> Task to complete: Show all lines that include the string "plain"; copy each one.

[Stored dataset items]
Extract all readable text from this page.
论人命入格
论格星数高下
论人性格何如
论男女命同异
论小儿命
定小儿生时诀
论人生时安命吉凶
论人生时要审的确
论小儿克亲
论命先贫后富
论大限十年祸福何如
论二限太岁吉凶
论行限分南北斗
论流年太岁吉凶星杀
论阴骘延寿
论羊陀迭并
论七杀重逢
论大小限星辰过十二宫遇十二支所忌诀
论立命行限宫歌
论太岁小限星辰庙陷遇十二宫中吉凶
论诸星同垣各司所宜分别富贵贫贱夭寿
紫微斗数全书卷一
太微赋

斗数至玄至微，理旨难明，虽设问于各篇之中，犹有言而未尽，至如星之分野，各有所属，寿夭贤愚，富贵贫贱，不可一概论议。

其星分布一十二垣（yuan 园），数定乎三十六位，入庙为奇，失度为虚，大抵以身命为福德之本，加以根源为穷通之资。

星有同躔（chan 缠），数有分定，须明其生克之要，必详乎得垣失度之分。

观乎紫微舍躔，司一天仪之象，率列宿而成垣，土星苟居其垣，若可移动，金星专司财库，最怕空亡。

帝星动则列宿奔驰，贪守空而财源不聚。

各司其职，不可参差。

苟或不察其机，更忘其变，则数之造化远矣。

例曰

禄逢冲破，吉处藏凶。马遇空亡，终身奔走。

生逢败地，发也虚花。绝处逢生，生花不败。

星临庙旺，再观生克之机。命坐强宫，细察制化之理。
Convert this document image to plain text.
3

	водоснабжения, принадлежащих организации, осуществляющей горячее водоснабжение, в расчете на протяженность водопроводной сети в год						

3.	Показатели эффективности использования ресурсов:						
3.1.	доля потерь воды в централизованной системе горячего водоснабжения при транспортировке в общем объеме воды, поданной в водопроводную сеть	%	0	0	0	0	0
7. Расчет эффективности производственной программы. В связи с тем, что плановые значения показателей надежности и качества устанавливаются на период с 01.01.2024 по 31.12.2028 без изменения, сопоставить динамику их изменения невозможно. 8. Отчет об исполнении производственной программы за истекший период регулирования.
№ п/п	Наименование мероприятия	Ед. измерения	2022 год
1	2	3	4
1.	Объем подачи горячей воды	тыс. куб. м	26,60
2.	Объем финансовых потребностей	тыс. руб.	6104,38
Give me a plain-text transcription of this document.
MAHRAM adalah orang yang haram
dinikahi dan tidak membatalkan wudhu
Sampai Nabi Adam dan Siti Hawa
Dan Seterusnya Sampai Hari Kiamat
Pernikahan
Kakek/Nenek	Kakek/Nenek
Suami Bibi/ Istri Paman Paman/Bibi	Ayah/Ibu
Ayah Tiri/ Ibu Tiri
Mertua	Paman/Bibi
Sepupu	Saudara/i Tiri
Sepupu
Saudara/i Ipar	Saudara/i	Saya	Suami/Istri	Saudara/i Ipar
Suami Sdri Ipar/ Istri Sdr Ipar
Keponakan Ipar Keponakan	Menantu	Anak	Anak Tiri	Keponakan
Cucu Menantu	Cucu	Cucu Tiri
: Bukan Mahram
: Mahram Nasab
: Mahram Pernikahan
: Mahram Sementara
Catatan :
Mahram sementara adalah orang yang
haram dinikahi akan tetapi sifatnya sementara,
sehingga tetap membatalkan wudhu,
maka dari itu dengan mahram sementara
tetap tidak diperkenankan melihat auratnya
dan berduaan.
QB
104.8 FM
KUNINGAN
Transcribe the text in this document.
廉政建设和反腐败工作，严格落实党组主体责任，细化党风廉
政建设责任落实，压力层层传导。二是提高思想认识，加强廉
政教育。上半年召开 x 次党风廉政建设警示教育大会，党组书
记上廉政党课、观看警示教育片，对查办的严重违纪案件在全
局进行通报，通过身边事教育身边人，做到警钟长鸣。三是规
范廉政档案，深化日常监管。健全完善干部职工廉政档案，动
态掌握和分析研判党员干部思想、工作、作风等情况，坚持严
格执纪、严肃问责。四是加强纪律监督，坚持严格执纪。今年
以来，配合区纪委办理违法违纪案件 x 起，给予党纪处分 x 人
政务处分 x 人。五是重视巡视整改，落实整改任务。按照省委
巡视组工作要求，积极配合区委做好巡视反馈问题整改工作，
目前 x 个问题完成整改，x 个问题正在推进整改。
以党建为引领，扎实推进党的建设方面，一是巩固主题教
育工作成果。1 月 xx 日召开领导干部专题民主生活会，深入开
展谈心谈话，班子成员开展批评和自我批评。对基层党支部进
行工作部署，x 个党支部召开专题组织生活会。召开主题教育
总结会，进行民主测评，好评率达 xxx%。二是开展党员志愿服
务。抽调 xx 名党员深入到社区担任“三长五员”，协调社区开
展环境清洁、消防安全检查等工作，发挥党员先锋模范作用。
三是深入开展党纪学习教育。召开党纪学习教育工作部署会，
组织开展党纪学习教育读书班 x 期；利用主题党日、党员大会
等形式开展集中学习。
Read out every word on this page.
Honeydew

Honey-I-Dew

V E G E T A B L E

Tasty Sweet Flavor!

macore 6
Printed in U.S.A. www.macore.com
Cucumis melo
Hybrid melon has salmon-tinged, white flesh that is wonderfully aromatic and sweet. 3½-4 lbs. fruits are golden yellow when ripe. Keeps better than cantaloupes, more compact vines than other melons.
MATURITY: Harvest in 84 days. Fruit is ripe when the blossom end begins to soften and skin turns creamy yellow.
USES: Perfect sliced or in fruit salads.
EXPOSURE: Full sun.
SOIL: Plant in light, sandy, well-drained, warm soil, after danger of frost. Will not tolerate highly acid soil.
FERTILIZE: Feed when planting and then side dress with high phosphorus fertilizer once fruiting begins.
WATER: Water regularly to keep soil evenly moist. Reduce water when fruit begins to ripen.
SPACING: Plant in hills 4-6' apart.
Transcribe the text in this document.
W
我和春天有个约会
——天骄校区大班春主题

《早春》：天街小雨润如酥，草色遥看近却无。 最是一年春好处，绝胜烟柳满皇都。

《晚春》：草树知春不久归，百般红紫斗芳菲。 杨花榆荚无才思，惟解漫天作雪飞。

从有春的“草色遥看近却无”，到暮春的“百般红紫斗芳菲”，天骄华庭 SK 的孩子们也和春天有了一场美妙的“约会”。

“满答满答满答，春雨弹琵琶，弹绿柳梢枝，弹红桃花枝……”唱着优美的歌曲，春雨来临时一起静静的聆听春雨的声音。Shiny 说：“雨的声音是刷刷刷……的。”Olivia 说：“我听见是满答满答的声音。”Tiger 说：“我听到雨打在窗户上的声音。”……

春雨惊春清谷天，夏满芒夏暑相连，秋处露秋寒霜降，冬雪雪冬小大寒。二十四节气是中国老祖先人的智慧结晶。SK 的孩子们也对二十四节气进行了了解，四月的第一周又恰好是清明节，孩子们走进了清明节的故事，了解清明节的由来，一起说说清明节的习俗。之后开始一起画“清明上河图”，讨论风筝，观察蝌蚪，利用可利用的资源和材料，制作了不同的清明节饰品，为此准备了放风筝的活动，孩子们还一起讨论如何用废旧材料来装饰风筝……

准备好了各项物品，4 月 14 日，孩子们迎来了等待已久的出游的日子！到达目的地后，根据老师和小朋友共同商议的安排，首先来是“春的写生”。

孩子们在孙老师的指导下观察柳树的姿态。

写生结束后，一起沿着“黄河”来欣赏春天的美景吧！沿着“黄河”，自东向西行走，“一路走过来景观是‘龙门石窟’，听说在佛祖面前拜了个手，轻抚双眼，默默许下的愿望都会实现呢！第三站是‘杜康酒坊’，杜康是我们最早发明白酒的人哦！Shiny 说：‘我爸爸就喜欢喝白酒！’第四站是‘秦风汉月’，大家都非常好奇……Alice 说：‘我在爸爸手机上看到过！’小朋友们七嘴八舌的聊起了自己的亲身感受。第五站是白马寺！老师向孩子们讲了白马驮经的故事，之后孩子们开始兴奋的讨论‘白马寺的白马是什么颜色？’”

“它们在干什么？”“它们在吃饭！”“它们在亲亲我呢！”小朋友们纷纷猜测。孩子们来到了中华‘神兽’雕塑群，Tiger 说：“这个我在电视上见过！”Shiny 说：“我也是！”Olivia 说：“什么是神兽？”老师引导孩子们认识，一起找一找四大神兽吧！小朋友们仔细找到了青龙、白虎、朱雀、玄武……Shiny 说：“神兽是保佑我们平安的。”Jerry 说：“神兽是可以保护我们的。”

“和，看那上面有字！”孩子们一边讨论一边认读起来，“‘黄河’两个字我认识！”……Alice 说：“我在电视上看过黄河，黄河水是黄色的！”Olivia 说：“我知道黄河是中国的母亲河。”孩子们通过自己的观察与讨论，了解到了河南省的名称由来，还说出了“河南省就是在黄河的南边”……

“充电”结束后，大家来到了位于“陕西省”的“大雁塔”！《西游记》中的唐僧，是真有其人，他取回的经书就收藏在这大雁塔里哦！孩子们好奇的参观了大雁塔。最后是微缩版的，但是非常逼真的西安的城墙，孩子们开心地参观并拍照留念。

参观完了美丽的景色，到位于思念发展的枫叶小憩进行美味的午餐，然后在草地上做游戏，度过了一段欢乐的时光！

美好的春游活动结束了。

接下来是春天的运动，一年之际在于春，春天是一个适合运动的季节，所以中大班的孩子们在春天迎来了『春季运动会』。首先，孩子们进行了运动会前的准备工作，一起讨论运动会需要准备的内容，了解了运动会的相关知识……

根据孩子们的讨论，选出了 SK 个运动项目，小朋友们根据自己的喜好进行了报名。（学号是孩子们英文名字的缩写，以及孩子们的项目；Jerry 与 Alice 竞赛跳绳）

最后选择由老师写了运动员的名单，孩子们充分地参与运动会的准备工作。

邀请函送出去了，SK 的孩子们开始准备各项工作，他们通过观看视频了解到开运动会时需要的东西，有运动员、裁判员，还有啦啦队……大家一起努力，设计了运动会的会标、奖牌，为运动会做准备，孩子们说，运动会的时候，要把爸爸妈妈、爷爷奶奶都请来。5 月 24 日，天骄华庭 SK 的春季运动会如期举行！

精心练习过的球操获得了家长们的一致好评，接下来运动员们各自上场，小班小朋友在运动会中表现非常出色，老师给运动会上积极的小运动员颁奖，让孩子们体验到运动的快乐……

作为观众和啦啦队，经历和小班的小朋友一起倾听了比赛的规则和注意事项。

> Answer to this problem:
Convert this document image to plain text.
Give me a plain-text transcription of this document.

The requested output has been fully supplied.